Data records
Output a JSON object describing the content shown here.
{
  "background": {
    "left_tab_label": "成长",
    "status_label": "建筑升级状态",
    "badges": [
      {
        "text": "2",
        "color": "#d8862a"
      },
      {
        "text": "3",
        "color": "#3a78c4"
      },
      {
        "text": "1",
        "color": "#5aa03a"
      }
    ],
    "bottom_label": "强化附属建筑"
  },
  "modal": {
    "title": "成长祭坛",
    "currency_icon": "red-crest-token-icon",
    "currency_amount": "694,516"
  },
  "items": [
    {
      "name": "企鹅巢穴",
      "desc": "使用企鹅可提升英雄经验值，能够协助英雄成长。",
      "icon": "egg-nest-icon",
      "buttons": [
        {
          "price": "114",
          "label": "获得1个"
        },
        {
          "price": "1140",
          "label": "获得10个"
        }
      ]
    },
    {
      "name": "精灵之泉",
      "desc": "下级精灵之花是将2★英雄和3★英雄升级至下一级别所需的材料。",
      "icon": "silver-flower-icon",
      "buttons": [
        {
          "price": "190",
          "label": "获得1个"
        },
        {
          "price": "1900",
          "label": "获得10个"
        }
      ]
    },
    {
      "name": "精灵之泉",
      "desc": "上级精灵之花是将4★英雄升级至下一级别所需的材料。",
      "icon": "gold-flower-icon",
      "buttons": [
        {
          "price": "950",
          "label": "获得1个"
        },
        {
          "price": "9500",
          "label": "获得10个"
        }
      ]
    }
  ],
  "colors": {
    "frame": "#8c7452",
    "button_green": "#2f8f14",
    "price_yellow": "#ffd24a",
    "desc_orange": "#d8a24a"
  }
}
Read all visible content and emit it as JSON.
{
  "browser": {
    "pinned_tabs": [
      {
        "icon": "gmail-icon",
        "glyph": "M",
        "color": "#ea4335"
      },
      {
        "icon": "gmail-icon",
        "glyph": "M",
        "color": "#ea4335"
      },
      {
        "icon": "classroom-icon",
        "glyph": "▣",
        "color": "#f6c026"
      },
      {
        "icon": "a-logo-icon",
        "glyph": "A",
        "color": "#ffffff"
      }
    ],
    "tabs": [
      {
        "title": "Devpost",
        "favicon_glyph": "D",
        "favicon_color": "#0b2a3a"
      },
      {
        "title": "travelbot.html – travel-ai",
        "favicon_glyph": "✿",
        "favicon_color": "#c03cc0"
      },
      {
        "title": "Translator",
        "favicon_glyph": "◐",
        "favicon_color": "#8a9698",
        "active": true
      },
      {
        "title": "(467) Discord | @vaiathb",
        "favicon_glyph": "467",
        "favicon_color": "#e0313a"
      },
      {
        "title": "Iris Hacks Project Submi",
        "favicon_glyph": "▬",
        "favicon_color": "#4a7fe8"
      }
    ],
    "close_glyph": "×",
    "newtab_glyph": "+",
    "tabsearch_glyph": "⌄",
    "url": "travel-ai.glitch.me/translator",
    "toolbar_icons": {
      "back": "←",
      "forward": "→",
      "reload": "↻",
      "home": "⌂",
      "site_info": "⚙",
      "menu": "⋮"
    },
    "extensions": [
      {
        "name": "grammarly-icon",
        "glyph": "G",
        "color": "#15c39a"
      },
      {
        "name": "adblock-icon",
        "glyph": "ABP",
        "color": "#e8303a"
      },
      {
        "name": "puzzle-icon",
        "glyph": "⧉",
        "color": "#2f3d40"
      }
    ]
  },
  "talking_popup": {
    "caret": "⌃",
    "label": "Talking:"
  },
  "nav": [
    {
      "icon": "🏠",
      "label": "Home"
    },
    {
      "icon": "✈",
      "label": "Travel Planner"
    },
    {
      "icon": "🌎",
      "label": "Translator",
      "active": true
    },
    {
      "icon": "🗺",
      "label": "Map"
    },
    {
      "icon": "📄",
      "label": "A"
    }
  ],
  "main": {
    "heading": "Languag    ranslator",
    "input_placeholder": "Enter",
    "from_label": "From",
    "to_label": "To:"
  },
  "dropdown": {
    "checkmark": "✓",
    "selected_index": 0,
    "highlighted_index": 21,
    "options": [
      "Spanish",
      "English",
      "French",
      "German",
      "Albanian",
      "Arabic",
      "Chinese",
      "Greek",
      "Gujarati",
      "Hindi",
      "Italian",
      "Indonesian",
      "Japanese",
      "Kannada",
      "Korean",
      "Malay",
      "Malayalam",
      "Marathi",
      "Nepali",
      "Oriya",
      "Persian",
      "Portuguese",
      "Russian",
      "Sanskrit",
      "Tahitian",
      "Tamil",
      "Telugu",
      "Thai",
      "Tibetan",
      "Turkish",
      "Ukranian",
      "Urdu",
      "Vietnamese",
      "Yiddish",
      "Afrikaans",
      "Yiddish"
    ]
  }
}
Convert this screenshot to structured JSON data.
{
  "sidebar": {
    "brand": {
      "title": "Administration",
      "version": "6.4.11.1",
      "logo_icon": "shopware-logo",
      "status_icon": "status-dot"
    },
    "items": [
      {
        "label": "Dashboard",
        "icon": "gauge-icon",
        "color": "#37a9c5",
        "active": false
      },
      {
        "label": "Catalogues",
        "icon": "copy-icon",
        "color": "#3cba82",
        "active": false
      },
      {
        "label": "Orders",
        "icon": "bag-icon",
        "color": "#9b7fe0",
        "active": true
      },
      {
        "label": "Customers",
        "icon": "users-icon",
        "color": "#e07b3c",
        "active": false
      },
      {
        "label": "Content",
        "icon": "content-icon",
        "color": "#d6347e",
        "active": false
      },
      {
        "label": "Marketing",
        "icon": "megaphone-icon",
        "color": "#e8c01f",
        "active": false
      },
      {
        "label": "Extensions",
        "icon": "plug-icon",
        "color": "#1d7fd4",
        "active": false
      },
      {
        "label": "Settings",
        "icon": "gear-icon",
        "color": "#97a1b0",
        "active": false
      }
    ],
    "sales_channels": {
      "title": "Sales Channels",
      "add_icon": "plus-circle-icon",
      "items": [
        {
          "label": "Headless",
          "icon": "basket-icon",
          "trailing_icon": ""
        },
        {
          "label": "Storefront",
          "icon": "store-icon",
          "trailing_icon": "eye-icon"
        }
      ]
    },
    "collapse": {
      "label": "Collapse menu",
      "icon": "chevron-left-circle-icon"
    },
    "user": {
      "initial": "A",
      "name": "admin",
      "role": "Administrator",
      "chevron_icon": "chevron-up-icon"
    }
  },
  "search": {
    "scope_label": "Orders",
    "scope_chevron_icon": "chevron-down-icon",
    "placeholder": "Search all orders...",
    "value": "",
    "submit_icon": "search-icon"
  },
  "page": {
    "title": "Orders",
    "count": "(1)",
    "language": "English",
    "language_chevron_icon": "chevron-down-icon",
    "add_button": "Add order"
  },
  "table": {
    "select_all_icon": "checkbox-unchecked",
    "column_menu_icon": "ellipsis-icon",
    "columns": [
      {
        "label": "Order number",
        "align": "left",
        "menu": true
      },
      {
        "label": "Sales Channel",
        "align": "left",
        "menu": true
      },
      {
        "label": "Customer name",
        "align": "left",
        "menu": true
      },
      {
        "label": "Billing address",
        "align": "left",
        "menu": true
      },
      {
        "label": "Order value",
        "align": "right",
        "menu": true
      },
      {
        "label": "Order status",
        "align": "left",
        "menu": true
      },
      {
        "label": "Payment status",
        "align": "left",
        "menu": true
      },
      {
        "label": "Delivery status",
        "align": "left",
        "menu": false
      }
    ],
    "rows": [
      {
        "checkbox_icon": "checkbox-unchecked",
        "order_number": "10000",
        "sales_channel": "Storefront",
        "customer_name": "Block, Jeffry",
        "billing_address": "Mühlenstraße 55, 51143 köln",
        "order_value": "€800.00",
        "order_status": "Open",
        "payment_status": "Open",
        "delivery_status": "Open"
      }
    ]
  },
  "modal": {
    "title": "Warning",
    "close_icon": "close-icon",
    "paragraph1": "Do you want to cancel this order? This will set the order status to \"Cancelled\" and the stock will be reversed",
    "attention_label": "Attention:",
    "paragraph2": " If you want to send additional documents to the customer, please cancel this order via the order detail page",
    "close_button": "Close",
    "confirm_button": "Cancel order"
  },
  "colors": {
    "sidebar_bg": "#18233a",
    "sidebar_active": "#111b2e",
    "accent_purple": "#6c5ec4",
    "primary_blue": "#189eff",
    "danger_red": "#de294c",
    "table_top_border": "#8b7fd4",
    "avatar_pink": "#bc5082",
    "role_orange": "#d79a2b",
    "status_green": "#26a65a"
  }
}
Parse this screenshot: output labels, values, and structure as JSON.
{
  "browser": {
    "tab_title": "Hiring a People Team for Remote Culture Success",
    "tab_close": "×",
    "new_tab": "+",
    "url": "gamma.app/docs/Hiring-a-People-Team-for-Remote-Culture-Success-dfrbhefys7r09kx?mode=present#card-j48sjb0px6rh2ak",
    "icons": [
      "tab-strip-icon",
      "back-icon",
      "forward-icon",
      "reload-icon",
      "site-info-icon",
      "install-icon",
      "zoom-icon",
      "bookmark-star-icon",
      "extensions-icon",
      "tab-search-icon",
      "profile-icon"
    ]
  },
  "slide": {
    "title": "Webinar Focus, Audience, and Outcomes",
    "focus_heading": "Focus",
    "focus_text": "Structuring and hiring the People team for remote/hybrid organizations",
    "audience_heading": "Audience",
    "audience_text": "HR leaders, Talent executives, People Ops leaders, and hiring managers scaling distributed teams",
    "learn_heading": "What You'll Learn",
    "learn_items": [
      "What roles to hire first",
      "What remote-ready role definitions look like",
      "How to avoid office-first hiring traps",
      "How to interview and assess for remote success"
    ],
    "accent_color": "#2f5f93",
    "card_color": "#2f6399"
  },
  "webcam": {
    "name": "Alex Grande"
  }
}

(What this task involves): Gather each line in the data that holds the string "Storefront".

(Final result):
          "label": "Storefront",
        "sales_channel": "Storefront",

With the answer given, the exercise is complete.